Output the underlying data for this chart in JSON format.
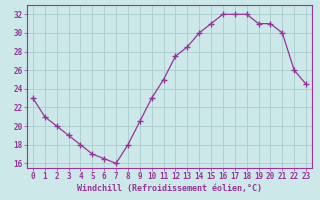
{
  "x": [
    0,
    1,
    2,
    3,
    4,
    5,
    6,
    7,
    8,
    9,
    10,
    11,
    12,
    13,
    14,
    15,
    16,
    17,
    18,
    19,
    20,
    21,
    22,
    23
  ],
  "y": [
    23,
    21,
    20,
    19,
    18,
    17,
    16.5,
    16,
    18,
    20.5,
    23,
    25,
    27.5,
    28.5,
    30,
    31,
    32,
    32,
    32,
    31,
    31,
    30,
    26,
    24.5
  ],
  "line_color": "#993399",
  "marker": "+",
  "marker_size": 4,
  "bg_color": "#cce8e8",
  "grid_color": "#aacccc",
  "xlabel": "Windchill (Refroidissement éolien,°C)",
  "xlim": [
    -0.5,
    23.5
  ],
  "ylim": [
    15.5,
    33
  ],
  "yticks": [
    16,
    18,
    20,
    22,
    24,
    26,
    28,
    30,
    32
  ],
  "xtick_labels": [
    "0",
    "1",
    "2",
    "3",
    "4",
    "5",
    "6",
    "7",
    "8",
    "9",
    "10",
    "11",
    "12",
    "13",
    "14",
    "15",
    "16",
    "17",
    "18",
    "19",
    "20",
    "21",
    "22",
    "23"
  ],
  "tick_color": "#993399",
  "axis_color": "#993399",
  "xlabel_fontsize": 6,
  "tick_fontsize": 5.5,
  "marker_color": "#993399",
  "linewidth": 0.9
}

------------------------------------------------

Your objective – In your copy, leave out the pictures and reproduce the material above exactly.

Complete response –
Output the underlying data for this chart in JSON format.
{
  "x": [
    0,
    1,
    2,
    3,
    4,
    5,
    6,
    7,
    8,
    9,
    10,
    11,
    12,
    13,
    14,
    15,
    16,
    17,
    18,
    19,
    20,
    21,
    22,
    23
  ],
  "y": [
    23,
    21,
    20,
    19,
    18,
    17,
    16.5,
    16,
    18,
    20.5,
    23,
    25,
    27.5,
    28.5,
    30,
    31,
    32,
    32,
    32,
    31,
    31,
    30,
    26,
    24.5
  ],
  "line_color": "#993399",
  "marker": "+",
  "marker_size": 4,
  "bg_color": "#cce8e8",
  "grid_color": "#aacccc",
  "xlabel": "Windchill (Refroidissement éolien,°C)",
  "xlim": [
    -0.5,
    23.5
  ],
  "ylim": [
    15.5,
    33
  ],
  "yticks": [
    16,
    18,
    20,
    22,
    24,
    26,
    28,
    30,
    32
  ],
  "xtick_labels": [
    "0",
    "1",
    "2",
    "3",
    "4",
    "5",
    "6",
    "7",
    "8",
    "9",
    "10",
    "11",
    "12",
    "13",
    "14",
    "15",
    "16",
    "17",
    "18",
    "19",
    "20",
    "21",
    "22",
    "23"
  ],
  "tick_color": "#993399",
  "axis_color": "#993399",
  "xlabel_fontsize": 6,
  "tick_fontsize": 5.5,
  "marker_color": "#993399",
  "linewidth": 0.9
}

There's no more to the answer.